### DATA SUPPLIED
·····

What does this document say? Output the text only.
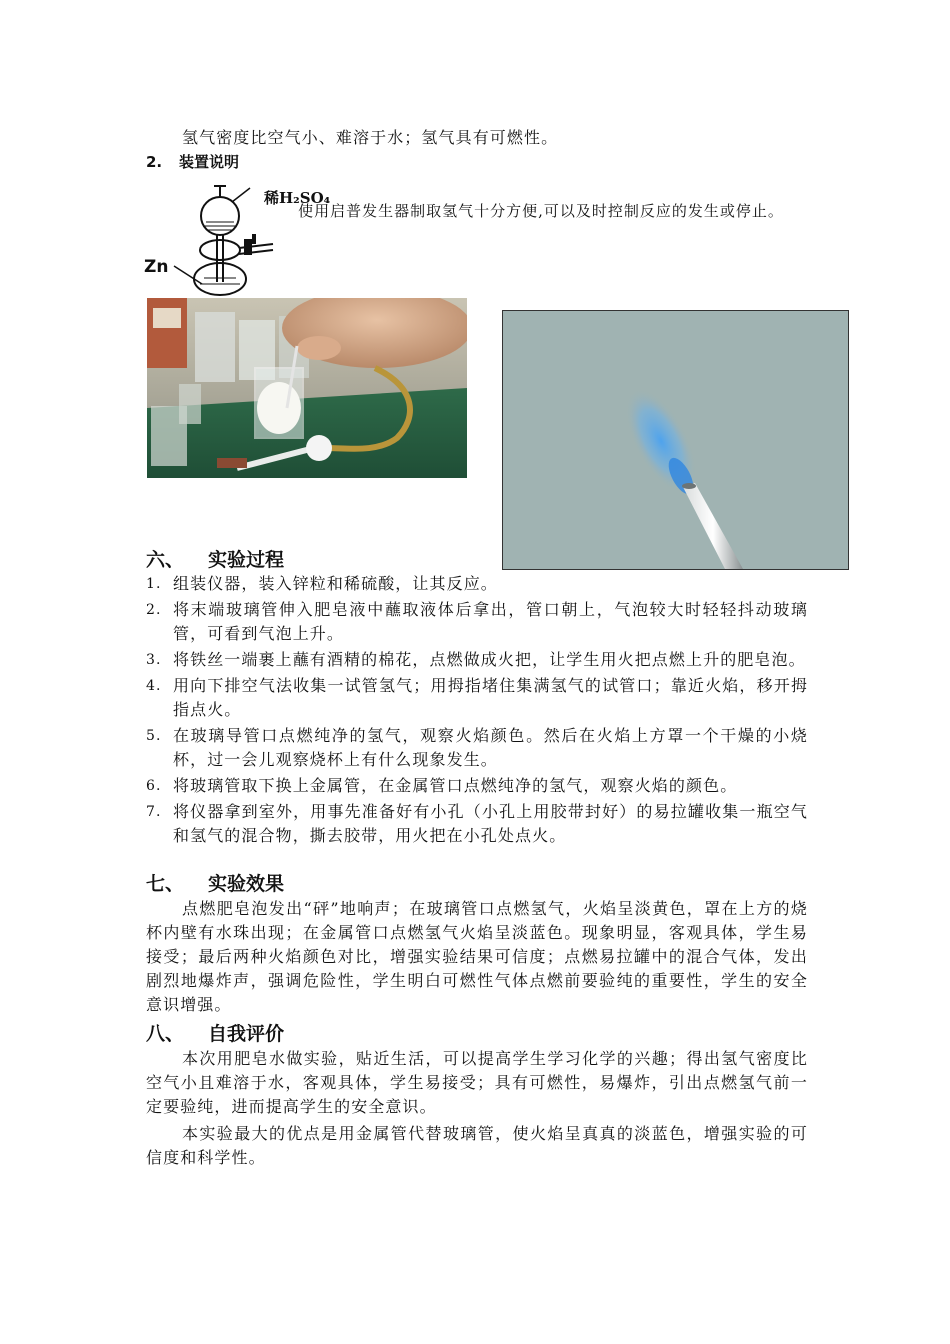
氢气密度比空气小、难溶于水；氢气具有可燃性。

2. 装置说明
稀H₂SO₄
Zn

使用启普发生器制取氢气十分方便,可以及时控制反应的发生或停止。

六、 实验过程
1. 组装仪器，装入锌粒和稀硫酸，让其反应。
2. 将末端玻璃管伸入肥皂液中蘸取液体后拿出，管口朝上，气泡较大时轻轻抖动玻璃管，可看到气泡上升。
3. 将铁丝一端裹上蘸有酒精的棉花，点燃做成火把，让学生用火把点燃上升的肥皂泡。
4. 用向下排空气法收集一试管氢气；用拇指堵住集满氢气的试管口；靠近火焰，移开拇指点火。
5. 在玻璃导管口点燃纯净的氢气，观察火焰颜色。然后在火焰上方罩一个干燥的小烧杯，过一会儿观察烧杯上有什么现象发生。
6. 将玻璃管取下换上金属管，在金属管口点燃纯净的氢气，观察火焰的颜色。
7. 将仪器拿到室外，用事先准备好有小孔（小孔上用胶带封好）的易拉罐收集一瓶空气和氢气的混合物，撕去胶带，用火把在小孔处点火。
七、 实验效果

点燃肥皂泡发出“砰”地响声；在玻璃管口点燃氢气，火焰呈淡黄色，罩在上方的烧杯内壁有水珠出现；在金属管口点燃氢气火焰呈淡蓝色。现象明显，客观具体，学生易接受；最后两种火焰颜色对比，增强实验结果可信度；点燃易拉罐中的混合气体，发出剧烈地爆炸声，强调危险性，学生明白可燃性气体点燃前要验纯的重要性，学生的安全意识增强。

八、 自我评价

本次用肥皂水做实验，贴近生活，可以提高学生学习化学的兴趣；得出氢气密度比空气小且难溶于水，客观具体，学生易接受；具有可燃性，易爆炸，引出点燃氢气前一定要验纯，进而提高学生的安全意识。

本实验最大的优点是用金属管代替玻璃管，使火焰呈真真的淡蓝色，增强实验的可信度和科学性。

·····

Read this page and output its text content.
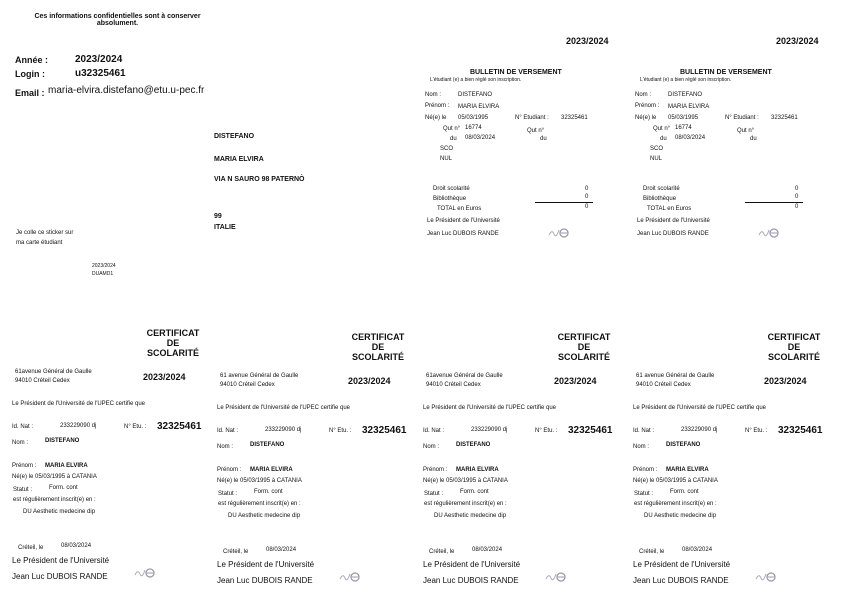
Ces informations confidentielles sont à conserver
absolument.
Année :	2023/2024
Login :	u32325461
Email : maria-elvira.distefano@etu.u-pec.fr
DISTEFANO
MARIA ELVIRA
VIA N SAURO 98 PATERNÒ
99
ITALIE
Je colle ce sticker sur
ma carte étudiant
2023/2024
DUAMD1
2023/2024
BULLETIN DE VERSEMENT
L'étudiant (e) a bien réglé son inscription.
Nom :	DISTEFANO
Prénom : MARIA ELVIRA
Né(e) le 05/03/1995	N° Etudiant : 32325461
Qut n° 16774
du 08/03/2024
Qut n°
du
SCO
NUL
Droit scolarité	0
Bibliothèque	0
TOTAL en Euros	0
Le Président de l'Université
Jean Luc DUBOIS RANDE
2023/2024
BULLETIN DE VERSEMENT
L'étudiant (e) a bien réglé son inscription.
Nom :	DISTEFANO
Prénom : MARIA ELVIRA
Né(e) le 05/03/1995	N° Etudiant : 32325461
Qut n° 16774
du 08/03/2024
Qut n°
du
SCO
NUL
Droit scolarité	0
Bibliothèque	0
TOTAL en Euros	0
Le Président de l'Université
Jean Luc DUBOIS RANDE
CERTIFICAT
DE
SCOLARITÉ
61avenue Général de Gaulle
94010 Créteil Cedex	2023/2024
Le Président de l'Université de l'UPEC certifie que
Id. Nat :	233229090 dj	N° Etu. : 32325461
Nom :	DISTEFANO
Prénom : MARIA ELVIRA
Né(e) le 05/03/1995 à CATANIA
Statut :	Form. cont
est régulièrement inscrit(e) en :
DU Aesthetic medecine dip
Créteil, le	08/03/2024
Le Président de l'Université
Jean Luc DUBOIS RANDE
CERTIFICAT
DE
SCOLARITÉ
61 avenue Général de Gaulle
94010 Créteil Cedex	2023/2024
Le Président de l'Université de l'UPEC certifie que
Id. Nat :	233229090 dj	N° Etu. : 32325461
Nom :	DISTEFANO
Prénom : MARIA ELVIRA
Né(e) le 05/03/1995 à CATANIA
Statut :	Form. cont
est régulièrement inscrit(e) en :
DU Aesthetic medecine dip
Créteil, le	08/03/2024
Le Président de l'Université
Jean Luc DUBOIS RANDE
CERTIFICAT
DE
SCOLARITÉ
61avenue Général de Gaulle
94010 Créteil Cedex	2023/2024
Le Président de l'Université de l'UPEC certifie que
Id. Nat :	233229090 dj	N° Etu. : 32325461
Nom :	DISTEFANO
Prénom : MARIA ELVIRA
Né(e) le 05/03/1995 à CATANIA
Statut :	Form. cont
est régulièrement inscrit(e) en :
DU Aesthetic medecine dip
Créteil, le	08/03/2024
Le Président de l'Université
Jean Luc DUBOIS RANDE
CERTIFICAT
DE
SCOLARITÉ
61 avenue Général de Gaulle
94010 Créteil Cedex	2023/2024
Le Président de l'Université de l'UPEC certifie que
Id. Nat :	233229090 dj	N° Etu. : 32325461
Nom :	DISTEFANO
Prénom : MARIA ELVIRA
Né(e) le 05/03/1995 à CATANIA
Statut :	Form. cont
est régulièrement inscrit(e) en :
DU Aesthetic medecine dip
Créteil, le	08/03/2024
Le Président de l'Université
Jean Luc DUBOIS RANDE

·····

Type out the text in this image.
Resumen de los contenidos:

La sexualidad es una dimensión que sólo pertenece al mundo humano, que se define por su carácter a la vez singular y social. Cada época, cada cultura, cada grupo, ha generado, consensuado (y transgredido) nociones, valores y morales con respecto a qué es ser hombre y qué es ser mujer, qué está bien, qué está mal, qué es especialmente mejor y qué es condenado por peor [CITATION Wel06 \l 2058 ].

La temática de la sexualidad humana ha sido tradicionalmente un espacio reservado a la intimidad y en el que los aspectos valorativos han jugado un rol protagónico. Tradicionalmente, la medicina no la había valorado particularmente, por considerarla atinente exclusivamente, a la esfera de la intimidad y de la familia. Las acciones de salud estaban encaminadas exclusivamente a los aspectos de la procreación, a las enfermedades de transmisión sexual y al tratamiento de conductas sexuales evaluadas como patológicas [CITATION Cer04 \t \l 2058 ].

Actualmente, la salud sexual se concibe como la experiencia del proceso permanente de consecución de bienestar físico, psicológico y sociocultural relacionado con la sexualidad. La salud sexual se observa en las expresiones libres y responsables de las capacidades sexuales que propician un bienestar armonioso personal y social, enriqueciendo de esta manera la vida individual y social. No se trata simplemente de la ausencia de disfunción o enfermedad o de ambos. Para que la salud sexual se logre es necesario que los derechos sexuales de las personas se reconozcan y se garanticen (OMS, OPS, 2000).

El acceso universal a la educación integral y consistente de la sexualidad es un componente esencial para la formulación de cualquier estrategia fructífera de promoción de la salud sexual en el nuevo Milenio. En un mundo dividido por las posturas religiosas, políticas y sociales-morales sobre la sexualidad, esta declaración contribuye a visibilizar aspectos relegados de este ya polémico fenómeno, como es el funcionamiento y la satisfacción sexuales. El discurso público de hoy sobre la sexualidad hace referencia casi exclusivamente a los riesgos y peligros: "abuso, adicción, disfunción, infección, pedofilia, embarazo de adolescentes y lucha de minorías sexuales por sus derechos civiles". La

·····

### DIRECTION
Pick out every line holding the string "exclusivamente" and return it.

### CORRECT ANSWER
La temática de la sexualidad humana ha sido tradicionalmente un espacio reservado a la intimidad y en el que los aspectos valorativos han jugado un rol protagónico. Tradicionalmente, la medicina no la había valorado particularmente, por considerarla atinente exclusivamente, a la esfera de la intimidad y de la familia. Las acciones de salud estaban encaminadas exclusivamente a los aspectos de la procreación, a las enfermedades de transmisión sexual y al tratamiento de conductas sexuales evaluadas como patológicas [CITATION Cer04 \t \l 2058 ].
El acceso universal a la educación integral y consistente de la sexualidad es un componente esencial para la formulación de cualquier estrategia fructífera de promoción de la salud sexual en el nuevo Milenio. En un mundo dividido por las posturas religiosas, políticas y sociales-morales sobre la sexualidad, esta declaración contribuye a visibilizar aspectos relegados de este ya polémico fenómeno, como es el funcionamiento y la satisfacción sexuales. El discurso público de hoy sobre la sexualidad hace referencia casi exclusivamente a los riesgos y peligros: "abuso, adicción, disfunción, infección, pedofilia, embarazo de adolescentes y lucha de minorías sexuales por sus derechos civiles". La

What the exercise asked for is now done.